** BEGIN **

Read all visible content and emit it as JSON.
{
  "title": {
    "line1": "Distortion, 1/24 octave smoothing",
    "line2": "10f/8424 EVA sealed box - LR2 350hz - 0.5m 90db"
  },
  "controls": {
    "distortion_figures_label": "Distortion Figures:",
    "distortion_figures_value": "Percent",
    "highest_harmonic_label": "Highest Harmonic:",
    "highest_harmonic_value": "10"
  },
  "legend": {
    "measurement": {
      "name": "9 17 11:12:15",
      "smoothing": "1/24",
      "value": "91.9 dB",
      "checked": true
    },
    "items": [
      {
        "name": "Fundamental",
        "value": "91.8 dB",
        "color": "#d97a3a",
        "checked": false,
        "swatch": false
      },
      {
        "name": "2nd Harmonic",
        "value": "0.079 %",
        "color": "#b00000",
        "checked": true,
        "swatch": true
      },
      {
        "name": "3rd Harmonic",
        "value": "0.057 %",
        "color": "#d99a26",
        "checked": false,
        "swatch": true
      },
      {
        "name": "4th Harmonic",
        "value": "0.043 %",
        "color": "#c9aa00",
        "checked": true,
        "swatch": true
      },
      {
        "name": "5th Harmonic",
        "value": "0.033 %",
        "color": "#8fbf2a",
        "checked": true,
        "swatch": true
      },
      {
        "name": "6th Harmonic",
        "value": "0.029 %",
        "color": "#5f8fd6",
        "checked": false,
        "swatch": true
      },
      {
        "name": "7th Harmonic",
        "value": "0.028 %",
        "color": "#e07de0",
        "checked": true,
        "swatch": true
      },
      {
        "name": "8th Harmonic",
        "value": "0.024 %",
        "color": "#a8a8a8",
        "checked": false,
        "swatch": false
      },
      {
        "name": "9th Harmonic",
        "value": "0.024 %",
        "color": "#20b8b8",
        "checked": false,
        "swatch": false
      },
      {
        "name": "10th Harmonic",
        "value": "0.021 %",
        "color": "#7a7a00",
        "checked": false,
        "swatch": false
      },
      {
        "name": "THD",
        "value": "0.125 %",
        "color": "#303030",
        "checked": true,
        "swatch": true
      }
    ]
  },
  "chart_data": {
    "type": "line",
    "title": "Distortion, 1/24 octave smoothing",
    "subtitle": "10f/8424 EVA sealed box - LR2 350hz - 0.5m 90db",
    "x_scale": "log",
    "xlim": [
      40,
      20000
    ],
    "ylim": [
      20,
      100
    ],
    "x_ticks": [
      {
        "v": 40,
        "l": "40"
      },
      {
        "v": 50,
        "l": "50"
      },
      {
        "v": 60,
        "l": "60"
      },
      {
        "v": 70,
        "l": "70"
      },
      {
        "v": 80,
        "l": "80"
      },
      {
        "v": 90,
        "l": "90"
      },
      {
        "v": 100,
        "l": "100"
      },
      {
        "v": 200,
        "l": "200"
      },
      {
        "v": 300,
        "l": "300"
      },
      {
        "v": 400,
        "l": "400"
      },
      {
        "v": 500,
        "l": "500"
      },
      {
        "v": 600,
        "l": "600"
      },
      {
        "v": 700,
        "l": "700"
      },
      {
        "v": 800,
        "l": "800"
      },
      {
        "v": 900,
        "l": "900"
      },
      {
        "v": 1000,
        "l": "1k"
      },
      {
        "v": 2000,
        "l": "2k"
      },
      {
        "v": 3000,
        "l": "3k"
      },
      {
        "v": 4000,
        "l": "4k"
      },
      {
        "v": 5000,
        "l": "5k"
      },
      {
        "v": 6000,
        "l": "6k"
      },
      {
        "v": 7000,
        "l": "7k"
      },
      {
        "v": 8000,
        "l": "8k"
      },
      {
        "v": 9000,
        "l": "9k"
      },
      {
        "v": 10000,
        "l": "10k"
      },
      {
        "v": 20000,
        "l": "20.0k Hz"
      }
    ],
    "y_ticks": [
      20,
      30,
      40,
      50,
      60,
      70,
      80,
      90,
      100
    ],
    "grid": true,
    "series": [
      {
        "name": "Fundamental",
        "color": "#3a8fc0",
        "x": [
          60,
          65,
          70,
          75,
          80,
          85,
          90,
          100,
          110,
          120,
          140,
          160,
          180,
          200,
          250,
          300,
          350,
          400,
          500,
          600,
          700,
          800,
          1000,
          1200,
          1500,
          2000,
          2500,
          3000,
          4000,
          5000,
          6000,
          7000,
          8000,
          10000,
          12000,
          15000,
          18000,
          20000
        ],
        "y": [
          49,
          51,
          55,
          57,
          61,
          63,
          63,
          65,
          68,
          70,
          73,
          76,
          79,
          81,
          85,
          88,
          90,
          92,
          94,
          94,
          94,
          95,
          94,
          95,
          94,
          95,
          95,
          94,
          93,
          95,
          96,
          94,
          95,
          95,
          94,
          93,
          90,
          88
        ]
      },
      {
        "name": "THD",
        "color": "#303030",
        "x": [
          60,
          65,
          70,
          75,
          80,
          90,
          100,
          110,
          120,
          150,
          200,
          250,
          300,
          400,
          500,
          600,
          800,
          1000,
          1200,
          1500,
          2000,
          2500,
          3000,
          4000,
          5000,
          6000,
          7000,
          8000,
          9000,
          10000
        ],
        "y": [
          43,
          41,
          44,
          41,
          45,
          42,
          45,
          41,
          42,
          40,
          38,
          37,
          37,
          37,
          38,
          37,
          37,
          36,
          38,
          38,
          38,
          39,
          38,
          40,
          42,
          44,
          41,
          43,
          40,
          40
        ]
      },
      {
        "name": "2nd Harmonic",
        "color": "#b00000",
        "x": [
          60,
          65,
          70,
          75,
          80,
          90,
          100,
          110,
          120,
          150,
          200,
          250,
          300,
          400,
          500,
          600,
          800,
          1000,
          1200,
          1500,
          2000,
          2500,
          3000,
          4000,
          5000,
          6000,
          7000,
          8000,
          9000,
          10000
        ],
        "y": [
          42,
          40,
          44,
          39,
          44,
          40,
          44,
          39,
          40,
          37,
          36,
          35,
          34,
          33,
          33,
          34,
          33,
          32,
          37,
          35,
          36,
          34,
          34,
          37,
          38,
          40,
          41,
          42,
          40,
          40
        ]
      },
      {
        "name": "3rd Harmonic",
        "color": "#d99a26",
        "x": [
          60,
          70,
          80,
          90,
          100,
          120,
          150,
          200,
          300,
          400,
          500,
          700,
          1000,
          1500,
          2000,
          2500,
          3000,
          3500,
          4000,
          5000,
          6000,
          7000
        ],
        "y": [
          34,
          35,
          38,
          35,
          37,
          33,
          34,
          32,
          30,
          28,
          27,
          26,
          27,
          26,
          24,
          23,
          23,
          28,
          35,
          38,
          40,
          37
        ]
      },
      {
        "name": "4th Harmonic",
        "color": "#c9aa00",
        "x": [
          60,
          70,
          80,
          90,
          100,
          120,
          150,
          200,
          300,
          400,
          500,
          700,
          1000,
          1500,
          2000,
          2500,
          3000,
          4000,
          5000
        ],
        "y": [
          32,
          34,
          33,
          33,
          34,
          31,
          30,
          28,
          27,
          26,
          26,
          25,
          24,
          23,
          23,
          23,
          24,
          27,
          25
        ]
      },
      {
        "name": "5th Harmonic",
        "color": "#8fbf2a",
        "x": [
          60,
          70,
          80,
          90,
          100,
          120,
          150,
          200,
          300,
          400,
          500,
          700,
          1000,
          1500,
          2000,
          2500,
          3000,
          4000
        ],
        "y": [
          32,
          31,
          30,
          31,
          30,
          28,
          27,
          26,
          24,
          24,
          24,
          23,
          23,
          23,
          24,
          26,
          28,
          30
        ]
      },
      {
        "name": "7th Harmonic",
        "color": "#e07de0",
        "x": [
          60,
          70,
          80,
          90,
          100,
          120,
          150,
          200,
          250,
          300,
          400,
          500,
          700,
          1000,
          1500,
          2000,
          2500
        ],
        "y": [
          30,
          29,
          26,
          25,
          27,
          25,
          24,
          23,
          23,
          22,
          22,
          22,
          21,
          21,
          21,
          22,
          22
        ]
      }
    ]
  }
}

** END **

> **Work required**: In the listing, find all lines with the string "sealed" and copy them.

> **Finished answer**:
    "line2": "10f/8424 EVA sealed box - LR2 350hz - 0.5m 90db"
    "subtitle": "10f/8424 EVA sealed box - LR2 350hz - 0.5m 90db",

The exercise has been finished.